■ Task description
Below are the records; pull every line that includes "name".

■ Extracted data
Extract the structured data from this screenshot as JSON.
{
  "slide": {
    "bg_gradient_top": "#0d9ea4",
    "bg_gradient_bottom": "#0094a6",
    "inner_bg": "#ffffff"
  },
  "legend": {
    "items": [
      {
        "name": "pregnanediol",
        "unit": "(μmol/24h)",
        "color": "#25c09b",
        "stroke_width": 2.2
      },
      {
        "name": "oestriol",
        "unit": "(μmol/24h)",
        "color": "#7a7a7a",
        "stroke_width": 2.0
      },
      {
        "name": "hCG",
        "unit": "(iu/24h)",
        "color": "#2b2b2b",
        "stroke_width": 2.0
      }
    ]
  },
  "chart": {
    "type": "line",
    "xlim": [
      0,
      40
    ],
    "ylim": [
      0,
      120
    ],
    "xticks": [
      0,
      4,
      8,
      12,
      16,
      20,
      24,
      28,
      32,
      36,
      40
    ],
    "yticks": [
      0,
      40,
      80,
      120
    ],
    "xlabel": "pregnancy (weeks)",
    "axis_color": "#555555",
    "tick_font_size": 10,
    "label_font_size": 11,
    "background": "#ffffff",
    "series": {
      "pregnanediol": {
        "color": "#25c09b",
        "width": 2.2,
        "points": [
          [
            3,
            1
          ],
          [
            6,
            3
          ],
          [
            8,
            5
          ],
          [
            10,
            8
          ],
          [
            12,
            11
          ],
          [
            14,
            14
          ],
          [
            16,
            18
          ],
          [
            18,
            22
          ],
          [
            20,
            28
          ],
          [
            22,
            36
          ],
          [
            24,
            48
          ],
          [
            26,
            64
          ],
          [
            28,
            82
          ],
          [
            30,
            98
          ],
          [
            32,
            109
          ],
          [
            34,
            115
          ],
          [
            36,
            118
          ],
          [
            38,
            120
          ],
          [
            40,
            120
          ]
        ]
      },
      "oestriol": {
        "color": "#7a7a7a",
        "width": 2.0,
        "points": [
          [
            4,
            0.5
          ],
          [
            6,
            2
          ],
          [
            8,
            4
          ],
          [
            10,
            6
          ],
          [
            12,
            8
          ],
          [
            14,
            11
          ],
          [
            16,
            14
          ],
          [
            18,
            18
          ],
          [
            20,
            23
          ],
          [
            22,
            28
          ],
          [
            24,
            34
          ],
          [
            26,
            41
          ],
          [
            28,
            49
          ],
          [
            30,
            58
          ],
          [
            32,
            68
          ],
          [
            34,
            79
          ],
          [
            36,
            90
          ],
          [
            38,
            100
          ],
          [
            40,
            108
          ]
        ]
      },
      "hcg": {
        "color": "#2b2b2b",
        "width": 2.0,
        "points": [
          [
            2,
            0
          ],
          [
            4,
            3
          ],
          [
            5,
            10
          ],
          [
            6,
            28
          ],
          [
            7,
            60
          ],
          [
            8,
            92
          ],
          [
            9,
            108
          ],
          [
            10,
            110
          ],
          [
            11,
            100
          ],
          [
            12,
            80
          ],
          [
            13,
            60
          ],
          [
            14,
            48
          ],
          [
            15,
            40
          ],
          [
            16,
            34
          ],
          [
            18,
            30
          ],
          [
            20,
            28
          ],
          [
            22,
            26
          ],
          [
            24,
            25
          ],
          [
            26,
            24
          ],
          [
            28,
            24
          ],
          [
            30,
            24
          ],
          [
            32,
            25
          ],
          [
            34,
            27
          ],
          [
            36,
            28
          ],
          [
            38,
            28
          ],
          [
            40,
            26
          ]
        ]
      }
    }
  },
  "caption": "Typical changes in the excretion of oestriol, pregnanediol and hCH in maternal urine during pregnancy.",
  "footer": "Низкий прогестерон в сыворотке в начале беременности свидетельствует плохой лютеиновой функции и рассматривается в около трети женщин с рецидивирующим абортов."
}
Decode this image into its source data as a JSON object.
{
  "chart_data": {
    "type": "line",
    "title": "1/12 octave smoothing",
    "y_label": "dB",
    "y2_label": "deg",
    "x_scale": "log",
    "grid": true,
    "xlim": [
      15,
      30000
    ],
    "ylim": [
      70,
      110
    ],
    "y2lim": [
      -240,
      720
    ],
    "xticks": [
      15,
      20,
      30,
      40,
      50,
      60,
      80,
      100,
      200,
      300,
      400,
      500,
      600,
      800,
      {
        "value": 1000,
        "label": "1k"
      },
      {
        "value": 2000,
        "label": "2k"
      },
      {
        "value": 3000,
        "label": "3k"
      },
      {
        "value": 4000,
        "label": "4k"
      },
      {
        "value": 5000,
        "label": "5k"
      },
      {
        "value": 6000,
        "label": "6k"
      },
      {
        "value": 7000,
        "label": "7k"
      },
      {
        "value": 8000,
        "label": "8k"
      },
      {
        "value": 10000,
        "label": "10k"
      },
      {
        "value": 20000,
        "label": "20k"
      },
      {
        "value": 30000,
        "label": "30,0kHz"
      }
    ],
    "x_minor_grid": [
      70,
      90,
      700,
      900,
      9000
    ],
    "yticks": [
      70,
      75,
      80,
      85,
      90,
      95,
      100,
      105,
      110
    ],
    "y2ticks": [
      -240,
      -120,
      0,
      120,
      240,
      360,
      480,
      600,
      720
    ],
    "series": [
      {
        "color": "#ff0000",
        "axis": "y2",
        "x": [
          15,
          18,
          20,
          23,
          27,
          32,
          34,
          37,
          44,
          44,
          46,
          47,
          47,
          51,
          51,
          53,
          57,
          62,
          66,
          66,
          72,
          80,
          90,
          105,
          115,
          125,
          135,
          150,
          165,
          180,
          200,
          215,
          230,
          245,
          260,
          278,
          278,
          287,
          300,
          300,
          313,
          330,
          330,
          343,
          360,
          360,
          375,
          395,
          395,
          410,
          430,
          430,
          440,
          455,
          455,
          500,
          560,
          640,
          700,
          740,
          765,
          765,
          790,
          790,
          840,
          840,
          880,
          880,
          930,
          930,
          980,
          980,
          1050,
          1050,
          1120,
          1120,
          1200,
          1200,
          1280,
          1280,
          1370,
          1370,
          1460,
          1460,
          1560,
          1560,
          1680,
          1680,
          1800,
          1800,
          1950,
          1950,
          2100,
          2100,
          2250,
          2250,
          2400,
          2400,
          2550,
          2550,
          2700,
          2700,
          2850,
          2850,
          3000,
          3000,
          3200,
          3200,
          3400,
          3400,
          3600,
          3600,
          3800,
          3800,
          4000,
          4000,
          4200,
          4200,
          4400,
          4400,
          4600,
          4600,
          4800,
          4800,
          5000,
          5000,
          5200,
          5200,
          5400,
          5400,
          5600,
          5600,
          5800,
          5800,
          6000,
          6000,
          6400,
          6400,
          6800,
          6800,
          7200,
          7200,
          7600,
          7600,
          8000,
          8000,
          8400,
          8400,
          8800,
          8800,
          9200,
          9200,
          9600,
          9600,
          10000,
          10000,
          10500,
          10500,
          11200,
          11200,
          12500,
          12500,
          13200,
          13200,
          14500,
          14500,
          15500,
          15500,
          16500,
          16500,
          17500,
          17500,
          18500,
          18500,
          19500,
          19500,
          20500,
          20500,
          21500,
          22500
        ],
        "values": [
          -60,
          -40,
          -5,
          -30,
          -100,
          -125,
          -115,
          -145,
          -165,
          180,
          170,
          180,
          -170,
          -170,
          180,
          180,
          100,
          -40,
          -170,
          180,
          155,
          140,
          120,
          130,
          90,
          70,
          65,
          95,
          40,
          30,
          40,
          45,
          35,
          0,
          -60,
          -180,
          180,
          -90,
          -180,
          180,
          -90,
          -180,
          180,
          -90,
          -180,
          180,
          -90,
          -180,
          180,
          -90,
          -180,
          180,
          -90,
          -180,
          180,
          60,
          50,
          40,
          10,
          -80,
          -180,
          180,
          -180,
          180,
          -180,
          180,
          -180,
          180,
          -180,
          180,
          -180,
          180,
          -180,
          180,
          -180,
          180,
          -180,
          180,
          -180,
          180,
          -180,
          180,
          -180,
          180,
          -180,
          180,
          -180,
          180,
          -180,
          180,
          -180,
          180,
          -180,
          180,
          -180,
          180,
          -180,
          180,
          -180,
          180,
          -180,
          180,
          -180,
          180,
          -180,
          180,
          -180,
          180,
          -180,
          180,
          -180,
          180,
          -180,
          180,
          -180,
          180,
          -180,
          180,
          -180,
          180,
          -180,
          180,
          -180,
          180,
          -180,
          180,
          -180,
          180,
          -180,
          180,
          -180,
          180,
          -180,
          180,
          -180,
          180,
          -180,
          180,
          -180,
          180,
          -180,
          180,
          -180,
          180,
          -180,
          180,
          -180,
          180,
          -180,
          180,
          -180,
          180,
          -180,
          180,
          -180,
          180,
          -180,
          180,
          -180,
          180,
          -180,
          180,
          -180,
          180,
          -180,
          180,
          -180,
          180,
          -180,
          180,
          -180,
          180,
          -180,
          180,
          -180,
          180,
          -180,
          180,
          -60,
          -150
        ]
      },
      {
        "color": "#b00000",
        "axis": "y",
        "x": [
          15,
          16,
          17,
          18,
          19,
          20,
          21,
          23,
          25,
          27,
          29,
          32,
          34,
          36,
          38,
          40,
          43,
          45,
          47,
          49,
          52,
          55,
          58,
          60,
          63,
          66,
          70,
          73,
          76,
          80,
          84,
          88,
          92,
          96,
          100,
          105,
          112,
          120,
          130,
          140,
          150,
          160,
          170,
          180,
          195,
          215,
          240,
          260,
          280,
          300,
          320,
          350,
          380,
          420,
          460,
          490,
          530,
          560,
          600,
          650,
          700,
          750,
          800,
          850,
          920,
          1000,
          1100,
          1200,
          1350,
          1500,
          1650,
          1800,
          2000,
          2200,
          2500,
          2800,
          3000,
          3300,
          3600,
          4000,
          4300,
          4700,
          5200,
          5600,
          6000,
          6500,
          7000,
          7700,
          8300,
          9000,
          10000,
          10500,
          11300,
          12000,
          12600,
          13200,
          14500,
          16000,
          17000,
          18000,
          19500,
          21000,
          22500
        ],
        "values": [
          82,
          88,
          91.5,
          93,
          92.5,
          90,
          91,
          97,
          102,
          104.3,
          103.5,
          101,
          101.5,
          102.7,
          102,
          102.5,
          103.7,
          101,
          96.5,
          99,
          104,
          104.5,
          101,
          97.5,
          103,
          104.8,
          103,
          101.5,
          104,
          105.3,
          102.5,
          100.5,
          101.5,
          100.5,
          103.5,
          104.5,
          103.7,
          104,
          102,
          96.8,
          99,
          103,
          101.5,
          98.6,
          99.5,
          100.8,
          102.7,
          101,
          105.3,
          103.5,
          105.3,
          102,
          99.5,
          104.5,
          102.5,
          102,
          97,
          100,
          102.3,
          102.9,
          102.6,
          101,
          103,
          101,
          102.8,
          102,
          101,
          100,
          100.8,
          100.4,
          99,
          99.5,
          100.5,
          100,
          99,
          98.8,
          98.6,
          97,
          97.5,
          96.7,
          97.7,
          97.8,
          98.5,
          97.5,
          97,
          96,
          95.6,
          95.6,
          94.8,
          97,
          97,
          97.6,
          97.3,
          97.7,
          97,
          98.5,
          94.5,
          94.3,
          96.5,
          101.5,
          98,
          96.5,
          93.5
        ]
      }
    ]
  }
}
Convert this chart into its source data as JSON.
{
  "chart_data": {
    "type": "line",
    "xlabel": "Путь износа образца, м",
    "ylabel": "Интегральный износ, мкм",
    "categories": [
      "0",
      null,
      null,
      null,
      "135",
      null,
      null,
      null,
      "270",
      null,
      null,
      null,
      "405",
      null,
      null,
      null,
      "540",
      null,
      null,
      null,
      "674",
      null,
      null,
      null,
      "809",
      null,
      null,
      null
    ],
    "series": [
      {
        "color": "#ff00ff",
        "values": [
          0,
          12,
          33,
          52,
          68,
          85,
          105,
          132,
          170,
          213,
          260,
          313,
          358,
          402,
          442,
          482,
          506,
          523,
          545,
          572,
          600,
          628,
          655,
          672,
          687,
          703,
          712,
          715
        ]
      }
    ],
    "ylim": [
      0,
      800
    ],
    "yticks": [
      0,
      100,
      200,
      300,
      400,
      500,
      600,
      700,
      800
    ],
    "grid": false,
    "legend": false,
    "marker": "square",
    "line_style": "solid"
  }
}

■ Completed task
        "name": "pregnanediol",
        "name": "oestriol",
        "name": "hCG",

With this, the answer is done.